WHAT TO WORK ON ->
Every line below must be reproduced exactly. Copy them all.

Start of DATA SHOWN

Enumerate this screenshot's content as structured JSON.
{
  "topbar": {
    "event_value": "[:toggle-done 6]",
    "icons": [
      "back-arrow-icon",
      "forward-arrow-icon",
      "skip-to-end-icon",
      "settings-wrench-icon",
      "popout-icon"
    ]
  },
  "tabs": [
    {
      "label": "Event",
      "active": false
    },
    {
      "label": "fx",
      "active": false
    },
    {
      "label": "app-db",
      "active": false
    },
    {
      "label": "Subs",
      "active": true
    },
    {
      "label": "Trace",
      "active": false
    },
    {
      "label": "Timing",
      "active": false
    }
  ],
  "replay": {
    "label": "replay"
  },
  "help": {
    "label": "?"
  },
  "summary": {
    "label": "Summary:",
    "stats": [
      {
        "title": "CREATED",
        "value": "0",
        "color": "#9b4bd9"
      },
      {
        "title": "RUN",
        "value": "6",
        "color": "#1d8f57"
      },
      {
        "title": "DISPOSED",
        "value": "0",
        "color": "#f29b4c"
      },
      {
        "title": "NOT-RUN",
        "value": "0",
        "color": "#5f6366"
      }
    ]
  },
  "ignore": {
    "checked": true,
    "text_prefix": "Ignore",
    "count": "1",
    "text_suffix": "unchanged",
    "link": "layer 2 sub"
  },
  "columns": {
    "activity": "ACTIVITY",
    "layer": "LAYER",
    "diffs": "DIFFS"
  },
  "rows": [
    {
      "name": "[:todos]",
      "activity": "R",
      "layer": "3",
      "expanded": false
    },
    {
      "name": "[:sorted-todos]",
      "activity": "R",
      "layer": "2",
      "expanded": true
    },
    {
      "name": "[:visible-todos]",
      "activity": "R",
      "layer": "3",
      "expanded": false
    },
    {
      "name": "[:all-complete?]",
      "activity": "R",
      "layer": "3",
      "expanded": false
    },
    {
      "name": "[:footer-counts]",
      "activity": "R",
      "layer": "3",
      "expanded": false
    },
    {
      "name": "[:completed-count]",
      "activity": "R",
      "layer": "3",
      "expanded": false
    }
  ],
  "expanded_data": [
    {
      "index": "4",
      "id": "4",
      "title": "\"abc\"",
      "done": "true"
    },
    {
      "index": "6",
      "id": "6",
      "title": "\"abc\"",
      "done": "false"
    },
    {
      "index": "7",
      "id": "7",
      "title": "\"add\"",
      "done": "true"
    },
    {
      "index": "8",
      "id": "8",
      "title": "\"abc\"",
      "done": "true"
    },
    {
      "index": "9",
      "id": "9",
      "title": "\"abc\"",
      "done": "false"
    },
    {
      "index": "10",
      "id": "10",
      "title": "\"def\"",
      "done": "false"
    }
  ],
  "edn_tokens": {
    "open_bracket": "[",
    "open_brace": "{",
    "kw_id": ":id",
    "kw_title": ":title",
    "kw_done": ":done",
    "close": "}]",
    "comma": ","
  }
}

End of DATA SHOWN

EXERCISE RESULT ->
Enumerate this screenshot's content as structured JSON.
{
  "topbar": {
    "event_value": "[:toggle-done 6]",
    "icons": [
      "back-arrow-icon",
      "forward-arrow-icon",
      "skip-to-end-icon",
      "settings-wrench-icon",
      "popout-icon"
    ]
  },
  "tabs": [
    {
      "label": "Event",
      "active": false
    },
    {
      "label": "fx",
      "active": false
    },
    {
      "label": "app-db",
      "active": false
    },
    {
      "label": "Subs",
      "active": true
    },
    {
      "label": "Trace",
      "active": false
    },
    {
      "label": "Timing",
      "active": false
    }
  ],
  "replay": {
    "label": "replay"
  },
  "help": {
    "label": "?"
  },
  "summary": {
    "label": "Summary:",
    "stats": [
      {
        "title": "CREATED",
        "value": "0",
        "color": "#9b4bd9"
      },
      {
        "title": "RUN",
        "value": "6",
        "color": "#1d8f57"
      },
      {
        "title": "DISPOSED",
        "value": "0",
        "color": "#f29b4c"
      },
      {
        "title": "NOT-RUN",
        "value": "0",
        "color": "#5f6366"
      }
    ]
  },
  "ignore": {
    "checked": true,
    "text_prefix": "Ignore",
    "count": "1",
    "text_suffix": "unchanged",
    "link": "layer 2 sub"
  },
  "columns": {
    "activity": "ACTIVITY",
    "layer": "LAYER",
    "diffs": "DIFFS"
  },
  "rows": [
    {
      "name": "[:todos]",
      "activity": "R",
      "layer": "3",
      "expanded": false
    },
    {
      "name": "[:sorted-todos]",
      "activity": "R",
      "layer": "2",
      "expanded": true
    },
    {
      "name": "[:visible-todos]",
      "activity": "R",
      "layer": "3",
      "expanded": false
    },
    {
      "name": "[:all-complete?]",
      "activity": "R",
      "layer": "3",
      "expanded": false
    },
    {
      "name": "[:footer-counts]",
      "activity": "R",
      "layer": "3",
      "expanded": false
    },
    {
      "name": "[:completed-count]",
      "activity": "R",
      "layer": "3",
      "expanded": false
    }
  ],
  "expanded_data": [
    {
      "index": "4",
      "id": "4",
      "title": "\"abc\"",
      "done": "true"
    },
    {
      "index": "6",
      "id": "6",
      "title": "\"abc\"",
      "done": "false"
    },
    {
      "index": "7",
      "id": "7",
      "title": "\"add\"",
      "done": "true"
    },
    {
      "index": "8",
      "id": "8",
      "title": "\"abc\"",
      "done": "true"
    },
    {
      "index": "9",
      "id": "9",
      "title": "\"abc\"",
      "done": "false"
    },
    {
      "index": "10",
      "id": "10",
      "title": "\"def\"",
      "done": "false"
    }
  ],
  "edn_tokens": {
    "open_bracket": "[",
    "open_brace": "{",
    "kw_id": ":id",
    "kw_title": ":title",
    "kw_done": ":done",
    "close": "}]",
    "comma": ","
  }
}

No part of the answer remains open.